◆ Goal
What is needed is an exact repeat of the lines from the line containing "Convert this screenshot" through the final line of the entries below, and nothing else.

Figure content listings
────────
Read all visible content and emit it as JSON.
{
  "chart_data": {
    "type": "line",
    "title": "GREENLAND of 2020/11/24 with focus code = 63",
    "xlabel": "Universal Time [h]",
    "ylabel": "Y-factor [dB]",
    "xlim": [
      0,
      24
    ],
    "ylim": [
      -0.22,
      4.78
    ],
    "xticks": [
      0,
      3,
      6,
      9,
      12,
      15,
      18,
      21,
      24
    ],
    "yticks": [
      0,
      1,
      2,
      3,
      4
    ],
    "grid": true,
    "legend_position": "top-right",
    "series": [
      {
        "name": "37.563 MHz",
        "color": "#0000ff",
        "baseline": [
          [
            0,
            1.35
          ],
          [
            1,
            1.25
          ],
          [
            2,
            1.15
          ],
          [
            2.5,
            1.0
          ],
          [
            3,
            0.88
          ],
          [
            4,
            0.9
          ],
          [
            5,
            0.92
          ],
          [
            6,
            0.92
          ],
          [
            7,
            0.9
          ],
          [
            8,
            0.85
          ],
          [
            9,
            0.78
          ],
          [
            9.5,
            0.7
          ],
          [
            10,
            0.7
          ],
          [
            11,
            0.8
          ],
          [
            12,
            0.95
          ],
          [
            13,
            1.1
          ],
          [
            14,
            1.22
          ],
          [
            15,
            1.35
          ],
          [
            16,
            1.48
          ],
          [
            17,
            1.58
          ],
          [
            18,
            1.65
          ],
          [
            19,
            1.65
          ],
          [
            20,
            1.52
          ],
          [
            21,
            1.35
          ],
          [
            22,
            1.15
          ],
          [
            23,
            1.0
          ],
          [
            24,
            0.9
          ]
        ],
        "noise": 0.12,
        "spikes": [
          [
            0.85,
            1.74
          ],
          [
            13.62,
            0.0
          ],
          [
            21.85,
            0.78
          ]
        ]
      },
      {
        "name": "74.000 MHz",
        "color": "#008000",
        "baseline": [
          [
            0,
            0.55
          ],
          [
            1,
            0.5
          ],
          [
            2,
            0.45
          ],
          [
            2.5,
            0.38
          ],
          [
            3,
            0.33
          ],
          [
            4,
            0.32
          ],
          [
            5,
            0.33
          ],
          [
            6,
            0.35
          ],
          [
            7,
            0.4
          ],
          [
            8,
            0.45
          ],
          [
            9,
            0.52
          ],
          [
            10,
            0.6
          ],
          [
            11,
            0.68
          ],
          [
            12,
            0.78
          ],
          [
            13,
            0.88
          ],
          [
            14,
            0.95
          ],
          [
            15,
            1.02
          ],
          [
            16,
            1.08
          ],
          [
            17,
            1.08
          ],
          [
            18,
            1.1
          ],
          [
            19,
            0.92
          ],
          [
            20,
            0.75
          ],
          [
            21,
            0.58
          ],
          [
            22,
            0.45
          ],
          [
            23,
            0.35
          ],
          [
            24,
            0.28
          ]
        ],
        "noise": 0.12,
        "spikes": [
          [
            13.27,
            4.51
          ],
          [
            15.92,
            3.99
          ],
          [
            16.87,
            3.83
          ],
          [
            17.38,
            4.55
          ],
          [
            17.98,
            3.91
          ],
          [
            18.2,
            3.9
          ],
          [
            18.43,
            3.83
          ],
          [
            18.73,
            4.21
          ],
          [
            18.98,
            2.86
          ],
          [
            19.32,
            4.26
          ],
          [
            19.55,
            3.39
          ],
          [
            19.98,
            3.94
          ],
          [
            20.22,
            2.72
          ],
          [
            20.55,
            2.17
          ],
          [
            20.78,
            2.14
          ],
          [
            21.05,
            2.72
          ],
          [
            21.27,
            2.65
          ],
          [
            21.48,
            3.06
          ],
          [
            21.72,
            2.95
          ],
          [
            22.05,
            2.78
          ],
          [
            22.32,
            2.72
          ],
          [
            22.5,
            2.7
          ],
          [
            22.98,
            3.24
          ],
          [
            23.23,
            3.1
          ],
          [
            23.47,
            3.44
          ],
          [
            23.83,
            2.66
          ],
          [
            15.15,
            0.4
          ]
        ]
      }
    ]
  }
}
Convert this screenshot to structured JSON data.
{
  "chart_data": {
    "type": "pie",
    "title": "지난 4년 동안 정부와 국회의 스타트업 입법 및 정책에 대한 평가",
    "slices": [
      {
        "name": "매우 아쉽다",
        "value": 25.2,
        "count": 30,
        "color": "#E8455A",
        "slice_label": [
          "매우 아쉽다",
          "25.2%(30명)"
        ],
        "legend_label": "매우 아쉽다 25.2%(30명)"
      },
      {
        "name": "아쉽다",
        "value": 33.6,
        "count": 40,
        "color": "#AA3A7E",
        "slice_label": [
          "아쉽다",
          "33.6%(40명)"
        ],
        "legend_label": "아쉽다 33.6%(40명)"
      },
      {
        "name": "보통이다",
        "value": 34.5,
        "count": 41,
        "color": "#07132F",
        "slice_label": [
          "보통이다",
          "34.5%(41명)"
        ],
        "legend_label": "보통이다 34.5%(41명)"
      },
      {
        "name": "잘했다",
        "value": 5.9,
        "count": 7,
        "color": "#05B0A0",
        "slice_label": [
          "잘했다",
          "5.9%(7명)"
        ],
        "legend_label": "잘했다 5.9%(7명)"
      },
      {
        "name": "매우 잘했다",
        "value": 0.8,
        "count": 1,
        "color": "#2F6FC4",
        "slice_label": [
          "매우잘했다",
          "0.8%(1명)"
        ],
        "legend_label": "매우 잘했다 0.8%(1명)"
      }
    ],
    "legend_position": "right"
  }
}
────────
◆ Full response
Convert this screenshot to structured JSON data.
{
  "chart_data": {
    "type": "pie",
    "title": "지난 4년 동안 정부와 국회의 스타트업 입법 및 정책에 대한 평가",
    "slices": [
      {
        "name": "매우 아쉽다",
        "value": 25.2,
        "count": 30,
        "color": "#E8455A",
        "slice_label": [
          "매우 아쉽다",
          "25.2%(30명)"
        ],
        "legend_label": "매우 아쉽다 25.2%(30명)"
      },
      {
        "name": "아쉽다",
        "value": 33.6,
        "count": 40,
        "color": "#AA3A7E",
        "slice_label": [
          "아쉽다",
          "33.6%(40명)"
        ],
        "legend_label": "아쉽다 33.6%(40명)"
      },
      {
        "name": "보통이다",
        "value": 34.5,
        "count": 41,
        "color": "#07132F",
        "slice_label": [
          "보통이다",
          "34.5%(41명)"
        ],
        "legend_label": "보통이다 34.5%(41명)"
      },
      {
        "name": "잘했다",
        "value": 5.9,
        "count": 7,
        "color": "#05B0A0",
        "slice_label": [
          "잘했다",
          "5.9%(7명)"
        ],
        "legend_label": "잘했다 5.9%(7명)"
      },
      {
        "name": "매우 잘했다",
        "value": 0.8,
        "count": 1,
        "color": "#2F6FC4",
        "slice_label": [
          "매우잘했다",
          "0.8%(1명)"
        ],
        "legend_label": "매우 잘했다 0.8%(1명)"
      }
    ],
    "legend_position": "right"
  }
}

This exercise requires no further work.